-- BEGIN MATERIAL FOR THIS EXERCISE --
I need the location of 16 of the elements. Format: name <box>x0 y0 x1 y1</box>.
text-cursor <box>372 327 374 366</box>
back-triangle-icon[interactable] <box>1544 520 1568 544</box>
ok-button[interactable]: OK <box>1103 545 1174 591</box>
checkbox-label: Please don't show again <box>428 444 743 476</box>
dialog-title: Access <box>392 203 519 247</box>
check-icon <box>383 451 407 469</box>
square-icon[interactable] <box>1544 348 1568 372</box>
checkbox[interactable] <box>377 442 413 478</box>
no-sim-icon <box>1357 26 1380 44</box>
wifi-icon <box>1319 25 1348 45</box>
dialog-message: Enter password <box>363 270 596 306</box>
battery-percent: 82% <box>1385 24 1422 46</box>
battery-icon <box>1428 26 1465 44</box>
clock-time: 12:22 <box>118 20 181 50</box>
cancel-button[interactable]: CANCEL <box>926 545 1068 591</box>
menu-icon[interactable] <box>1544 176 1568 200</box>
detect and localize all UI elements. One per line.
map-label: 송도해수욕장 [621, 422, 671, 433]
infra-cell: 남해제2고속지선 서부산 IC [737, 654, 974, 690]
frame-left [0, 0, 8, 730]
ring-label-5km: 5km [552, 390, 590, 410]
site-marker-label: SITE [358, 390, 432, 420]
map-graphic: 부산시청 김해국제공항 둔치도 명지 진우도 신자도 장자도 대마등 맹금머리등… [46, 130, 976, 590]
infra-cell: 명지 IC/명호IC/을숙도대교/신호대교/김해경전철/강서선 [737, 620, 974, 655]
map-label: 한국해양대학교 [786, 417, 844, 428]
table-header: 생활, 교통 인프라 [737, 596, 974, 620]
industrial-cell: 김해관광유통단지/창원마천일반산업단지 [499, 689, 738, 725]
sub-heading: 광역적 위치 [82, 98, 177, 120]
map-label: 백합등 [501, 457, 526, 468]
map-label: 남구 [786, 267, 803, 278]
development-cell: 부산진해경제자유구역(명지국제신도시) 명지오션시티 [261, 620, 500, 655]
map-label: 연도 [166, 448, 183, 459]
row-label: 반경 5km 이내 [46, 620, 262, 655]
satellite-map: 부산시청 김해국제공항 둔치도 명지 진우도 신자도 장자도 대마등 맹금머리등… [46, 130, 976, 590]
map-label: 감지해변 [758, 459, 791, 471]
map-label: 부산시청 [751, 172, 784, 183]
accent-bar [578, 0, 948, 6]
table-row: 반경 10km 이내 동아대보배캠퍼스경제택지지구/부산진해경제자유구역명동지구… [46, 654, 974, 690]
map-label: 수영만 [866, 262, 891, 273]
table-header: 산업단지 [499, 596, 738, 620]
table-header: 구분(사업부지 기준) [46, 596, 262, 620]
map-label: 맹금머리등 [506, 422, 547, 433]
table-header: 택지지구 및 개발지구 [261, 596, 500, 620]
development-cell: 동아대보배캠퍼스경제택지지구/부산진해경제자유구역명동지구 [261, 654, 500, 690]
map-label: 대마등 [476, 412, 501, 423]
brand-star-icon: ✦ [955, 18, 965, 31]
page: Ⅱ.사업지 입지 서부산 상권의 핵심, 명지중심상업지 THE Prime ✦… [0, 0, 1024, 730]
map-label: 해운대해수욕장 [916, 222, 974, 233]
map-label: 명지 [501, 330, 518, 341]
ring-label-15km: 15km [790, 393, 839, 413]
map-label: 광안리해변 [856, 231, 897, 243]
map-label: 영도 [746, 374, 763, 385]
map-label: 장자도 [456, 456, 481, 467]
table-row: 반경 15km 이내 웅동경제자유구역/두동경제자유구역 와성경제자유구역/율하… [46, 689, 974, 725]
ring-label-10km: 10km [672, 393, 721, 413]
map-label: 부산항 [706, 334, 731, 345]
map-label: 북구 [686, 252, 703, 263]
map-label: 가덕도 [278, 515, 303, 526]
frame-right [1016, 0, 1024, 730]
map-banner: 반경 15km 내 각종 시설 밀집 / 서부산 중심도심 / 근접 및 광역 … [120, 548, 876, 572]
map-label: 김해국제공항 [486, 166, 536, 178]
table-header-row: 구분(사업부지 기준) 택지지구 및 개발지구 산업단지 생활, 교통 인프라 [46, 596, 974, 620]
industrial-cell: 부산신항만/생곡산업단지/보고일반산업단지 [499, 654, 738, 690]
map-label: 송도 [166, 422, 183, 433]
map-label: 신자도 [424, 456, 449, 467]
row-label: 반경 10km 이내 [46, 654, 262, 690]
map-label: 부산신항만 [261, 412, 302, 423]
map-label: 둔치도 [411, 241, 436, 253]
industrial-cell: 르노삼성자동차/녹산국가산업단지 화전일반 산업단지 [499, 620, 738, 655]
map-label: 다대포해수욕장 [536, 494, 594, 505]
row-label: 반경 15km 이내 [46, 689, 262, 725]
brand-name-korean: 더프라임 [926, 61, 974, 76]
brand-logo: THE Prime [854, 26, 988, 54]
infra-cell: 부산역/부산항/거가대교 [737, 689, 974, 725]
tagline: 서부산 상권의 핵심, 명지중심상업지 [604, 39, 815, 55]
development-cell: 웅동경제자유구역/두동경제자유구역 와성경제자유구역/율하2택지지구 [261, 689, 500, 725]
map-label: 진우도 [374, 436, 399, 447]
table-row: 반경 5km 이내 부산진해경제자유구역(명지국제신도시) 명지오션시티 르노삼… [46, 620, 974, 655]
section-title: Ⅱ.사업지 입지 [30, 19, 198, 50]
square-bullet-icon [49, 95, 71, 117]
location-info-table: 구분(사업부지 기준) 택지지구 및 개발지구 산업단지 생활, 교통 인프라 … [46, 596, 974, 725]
-- END MATERIAL FOR THIS EXERCISE --
◆ WORK TO DO ◆
Gather every line in the records above that contains the string "김해국제공항".

◆ ANSWER FOR THIS EXERCISE ◆
map-graphic: 부산시청 김해국제공항 둔치도 명지 진우도 신자도 장자도 대마등 맹금머리등… [46, 130, 976, 590]
satellite-map: 부산시청 김해국제공항 둔치도 명지 진우도 신자도 장자도 대마등 맹금머리등… [46, 130, 976, 590]
map-label: 김해국제공항 [486, 166, 536, 178]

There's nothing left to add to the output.